** START DATA IN THIS EXERCISE **
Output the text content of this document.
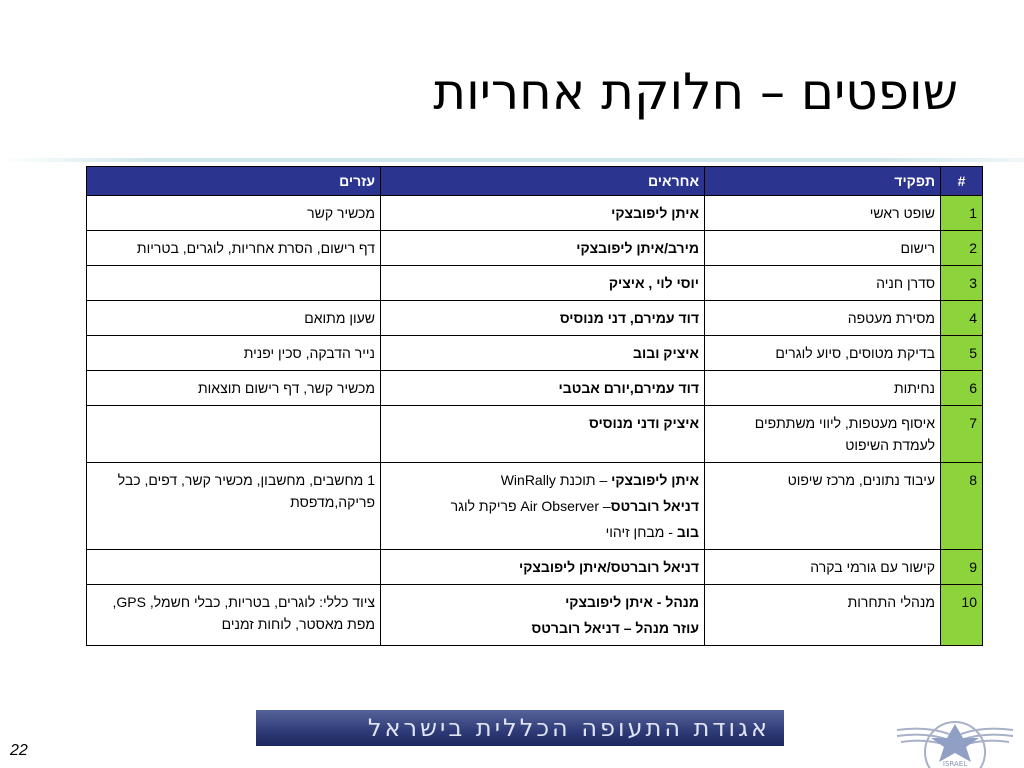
שופטים – חלוקת אחריות
#	תפקיד	אחראים	עזרים
1	שופט ראשי	איתן ליפובצקי	מכשיר קשר
2	רישום	מירב/איתן ליפובצקי	דף רישום, הסרת אחריות, לוגרים, בטריות
3	סדרן חניה	יוסי לוי , איציק	

4	מסירת מעטפה	דוד עמירם, דני מנוסיס	שעון מתואם
5	בדיקת מטוסים, סיוע לוגרים	איציק ובוב	נייר הדבקה, סכין יפנית
6	נחיתות	דוד עמירם,יורם אבטבי	מכשיר קשר, דף רישום תוצאות
7	איסוף מעטפות, ליווי משתתפים לעמדת השיפוט	איציק ודני מנוסיס	

8	עיבוד נתונים, מרכז שיפוט	איתן ליפובצקי – תוכנת WinRally
דניאל רוברטס– Air Observer פריקת לוגר
בוב - מבחן זיהוי	1 מחשבים, מחשבון, מכשיר קשר, דפים, כבל פריקה,מדפסת
9	קישור עם גורמי בקרה	דניאל רוברטס/איתן ליפובצקי	

10	מנהלי התחרות	מנהל - איתן ליפובצקי
עוזר מנהל – דניאל רוברטס	ציוד כללי: לוגרים, בטריות, כבלי חשמל, GPS, מפת מאסטר, לוחות זמנים
אגודת התעופה הכללית בישראל
22
ISRAEL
** END DATA IN THIS EXERCISE **
▶ _TO BE DONE_
From the material above, copy everything exactly but the pictures.

▶ _TASK RESPONSE_
Output the text content of this document.
שופטים – חלוקת אחריות
#	תפקיד	אחראים	עזרים
1	שופט ראשי	איתן ליפובצקי	מכשיר קשר
2	רישום	מירב/איתן ליפובצקי	דף רישום, הסרת אחריות, לוגרים, בטריות
3	סדרן חניה	יוסי לוי , איציק	

4	מסירת מעטפה	דוד עמירם, דני מנוסיס	שעון מתואם
5	בדיקת מטוסים, סיוע לוגרים	איציק ובוב	נייר הדבקה, סכין יפנית
6	נחיתות	דוד עמירם,יורם אבטבי	מכשיר קשר, דף רישום תוצאות
7	איסוף מעטפות, ליווי משתתפים לעמדת השיפוט	איציק ודני מנוסיס	

8	עיבוד נתונים, מרכז שיפוט	איתן ליפובצקי – תוכנת WinRally
דניאל רוברטס– Air Observer פריקת לוגר
בוב - מבחן זיהוי	1 מחשבים, מחשבון, מכשיר קשר, דפים, כבל פריקה,מדפסת
9	קישור עם גורמי בקרה	דניאל רוברטס/איתן ליפובצקי	

10	מנהלי התחרות	מנהל - איתן ליפובצקי
עוזר מנהל – דניאל רוברטס	ציוד כללי: לוגרים, בטריות, כבלי חשמל, GPS, מפת מאסטר, לוחות זמנים
אגודת התעופה הכללית בישראל
22
ISRAEL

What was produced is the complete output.